>> BEGIN DATASET RECORDS

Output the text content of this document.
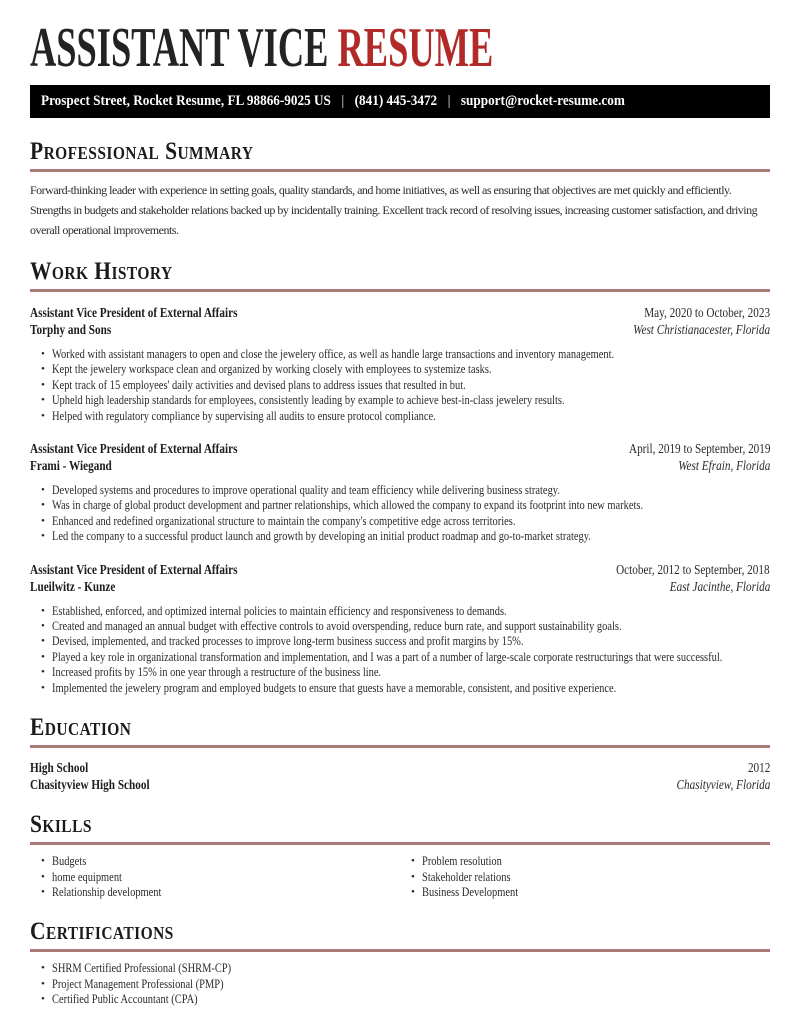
ASSISTANT VICE RESUME
Prospect Street, Rocket Resume, FL 98866-9025 US | (841) 445-3472 | support@rocket-resume.com
Professional Summary

Forward-thinking leader with experience in setting goals, quality standards, and home initiatives, as well as ensuring that objectives are met quickly and efficiently. Strengths in budgets and stakeholder relations backed up by incidentally training. Excellent track record of resolving issues, increasing customer satisfaction, and driving overall operational improvements.

Work History
Assistant Vice President of External Affairs	May, 2020 to October, 2023
Torphy and Sons	West Christianacester, Florida
• Worked with assistant managers to open and close the jewelery office, as well as handle large transactions and inventory management.
• Kept the jewelery workspace clean and organized by working closely with employees to systemize tasks.
• Kept track of 15 employees' daily activities and devised plans to address issues that resulted in but.
• Upheld high leadership standards for employees, consistently leading by example to achieve best-in-class jewelery results.
• Helped with regulatory compliance by supervising all audits to ensure protocol compliance.
Assistant Vice President of External Affairs	April, 2019 to September, 2019
Frami - Wiegand	West Efrain, Florida
• Developed systems and procedures to improve operational quality and team efficiency while delivering business strategy.
• Was in charge of global product development and partner relationships, which allowed the company to expand its footprint into new markets.
• Enhanced and redefined organizational structure to maintain the company's competitive edge across territories.
• Led the company to a successful product launch and growth by developing an initial product roadmap and go-to-market strategy.
Assistant Vice President of External Affairs	October, 2012 to September, 2018
Lueilwitz - Kunze	East Jacinthe, Florida
• Established, enforced, and optimized internal policies to maintain efficiency and responsiveness to demands.
• Created and managed an annual budget with effective controls to avoid overspending, reduce burn rate, and support sustainability goals.
• Devised, implemented, and tracked processes to improve long-term business success and profit margins by 15%.
• Played a key role in organizational transformation and implementation, and I was a part of a number of large-scale corporate restructurings that were successful.
• Increased profits by 15% in one year through a restructure of the business line.
• Implemented the jewelery program and employed budgets to ensure that guests have a memorable, consistent, and positive experience.
Education
High School	2012
Chasityview High School	Chasityview, Florida
Skills
• Budgets
• home equipment
• Relationship development
• Problem resolution
• Stakeholder relations
• Business Development
Certifications
• SHRM Certified Professional (SHRM-CP)
• Project Management Professional (PMP)
• Certified Public Accountant (CPA)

>> END DATASET RECORDS

DESCRIPTION OF THE TASK: Quote each record exactly as it stands, minus the pictures.

SOLUTION FOR THIS TASK:
Output the text content of this document.
ASSISTANT VICE RESUME
Prospect Street, Rocket Resume, FL 98866-9025 US | (841) 445-3472 | support@rocket-resume.com
Professional Summary

Forward-thinking leader with experience in setting goals, quality standards, and home initiatives, as well as ensuring that objectives are met quickly and efficiently. Strengths in budgets and stakeholder relations backed up by incidentally training. Excellent track record of resolving issues, increasing customer satisfaction, and driving overall operational improvements.

Work History
Assistant Vice President of External Affairs	May, 2020 to October, 2023
Torphy and Sons	West Christianacester, Florida
• Worked with assistant managers to open and close the jewelery office, as well as handle large transactions and inventory management.
• Kept the jewelery workspace clean and organized by working closely with employees to systemize tasks.
• Kept track of 15 employees' daily activities and devised plans to address issues that resulted in but.
• Upheld high leadership standards for employees, consistently leading by example to achieve best-in-class jewelery results.
• Helped with regulatory compliance by supervising all audits to ensure protocol compliance.
Assistant Vice President of External Affairs	April, 2019 to September, 2019
Frami - Wiegand	West Efrain, Florida
• Developed systems and procedures to improve operational quality and team efficiency while delivering business strategy.
• Was in charge of global product development and partner relationships, which allowed the company to expand its footprint into new markets.
• Enhanced and redefined organizational structure to maintain the company's competitive edge across territories.
• Led the company to a successful product launch and growth by developing an initial product roadmap and go-to-market strategy.
Assistant Vice President of External Affairs	October, 2012 to September, 2018
Lueilwitz - Kunze	East Jacinthe, Florida
• Established, enforced, and optimized internal policies to maintain efficiency and responsiveness to demands.
• Created and managed an annual budget with effective controls to avoid overspending, reduce burn rate, and support sustainability goals.
• Devised, implemented, and tracked processes to improve long-term business success and profit margins by 15%.
• Played a key role in organizational transformation and implementation, and I was a part of a number of large-scale corporate restructurings that were successful.
• Increased profits by 15% in one year through a restructure of the business line.
• Implemented the jewelery program and employed budgets to ensure that guests have a memorable, consistent, and positive experience.
Education
High School	2012
Chasityview High School	Chasityview, Florida
Skills
• Budgets
• home equipment
• Relationship development
• Problem resolution
• Stakeholder relations
• Business Development
Certifications
• SHRM Certified Professional (SHRM-CP)
• Project Management Professional (PMP)
• Certified Public Accountant (CPA)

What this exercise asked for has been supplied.